━━━━━ ENTRIES

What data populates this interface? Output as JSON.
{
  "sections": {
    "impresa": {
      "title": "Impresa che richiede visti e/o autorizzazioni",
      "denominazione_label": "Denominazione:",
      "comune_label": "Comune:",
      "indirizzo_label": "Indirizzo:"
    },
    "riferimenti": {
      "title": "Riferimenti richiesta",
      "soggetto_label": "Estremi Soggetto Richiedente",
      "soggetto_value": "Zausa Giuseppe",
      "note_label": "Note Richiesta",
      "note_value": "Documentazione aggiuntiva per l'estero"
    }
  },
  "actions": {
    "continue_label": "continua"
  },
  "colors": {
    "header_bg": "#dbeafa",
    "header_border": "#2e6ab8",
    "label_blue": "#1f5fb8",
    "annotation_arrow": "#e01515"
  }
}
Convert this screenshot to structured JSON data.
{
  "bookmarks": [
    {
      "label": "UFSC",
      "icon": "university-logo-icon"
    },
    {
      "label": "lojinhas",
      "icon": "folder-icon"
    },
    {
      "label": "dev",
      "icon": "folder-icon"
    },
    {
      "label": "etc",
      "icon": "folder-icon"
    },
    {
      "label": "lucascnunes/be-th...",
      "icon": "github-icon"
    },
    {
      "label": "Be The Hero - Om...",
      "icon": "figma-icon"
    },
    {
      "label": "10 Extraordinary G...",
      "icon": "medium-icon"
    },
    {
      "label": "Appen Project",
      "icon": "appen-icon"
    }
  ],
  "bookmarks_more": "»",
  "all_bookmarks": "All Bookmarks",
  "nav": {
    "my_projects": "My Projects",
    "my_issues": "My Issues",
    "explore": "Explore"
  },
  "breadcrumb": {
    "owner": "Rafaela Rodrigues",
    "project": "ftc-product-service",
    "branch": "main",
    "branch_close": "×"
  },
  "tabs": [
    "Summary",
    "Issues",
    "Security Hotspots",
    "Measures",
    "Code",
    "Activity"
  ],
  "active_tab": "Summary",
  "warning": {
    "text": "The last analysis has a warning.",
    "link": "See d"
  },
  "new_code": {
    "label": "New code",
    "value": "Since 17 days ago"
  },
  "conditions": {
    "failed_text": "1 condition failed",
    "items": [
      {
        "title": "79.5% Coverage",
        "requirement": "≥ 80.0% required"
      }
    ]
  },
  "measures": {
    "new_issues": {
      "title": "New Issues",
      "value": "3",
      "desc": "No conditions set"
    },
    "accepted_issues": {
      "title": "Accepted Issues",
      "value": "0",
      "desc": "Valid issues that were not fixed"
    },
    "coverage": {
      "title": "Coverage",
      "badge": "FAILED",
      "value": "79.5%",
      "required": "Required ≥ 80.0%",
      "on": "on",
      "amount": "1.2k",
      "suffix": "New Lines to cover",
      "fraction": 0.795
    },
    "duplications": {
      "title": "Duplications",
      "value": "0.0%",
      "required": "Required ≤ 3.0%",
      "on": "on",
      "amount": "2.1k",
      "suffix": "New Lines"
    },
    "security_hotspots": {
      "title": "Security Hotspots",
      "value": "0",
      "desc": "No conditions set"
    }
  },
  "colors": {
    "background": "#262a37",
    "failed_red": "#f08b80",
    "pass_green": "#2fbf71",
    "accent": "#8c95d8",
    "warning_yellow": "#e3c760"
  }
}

━━━━━━━━━━

_CHALLENGE_
Pull out all lines of the data with the string "title".

_SOLUTION TO THE PROBLEM_
      "title": "Impresa che richiede visti e/o autorizzazioni",
      "title": "Riferimenti richiesta",
        "title": "79.5% Coverage",
      "title": "New Issues",
      "title": "Accepted Issues",
      "title": "Coverage",
      "title": "Duplications",
      "title": "Security Hotspots",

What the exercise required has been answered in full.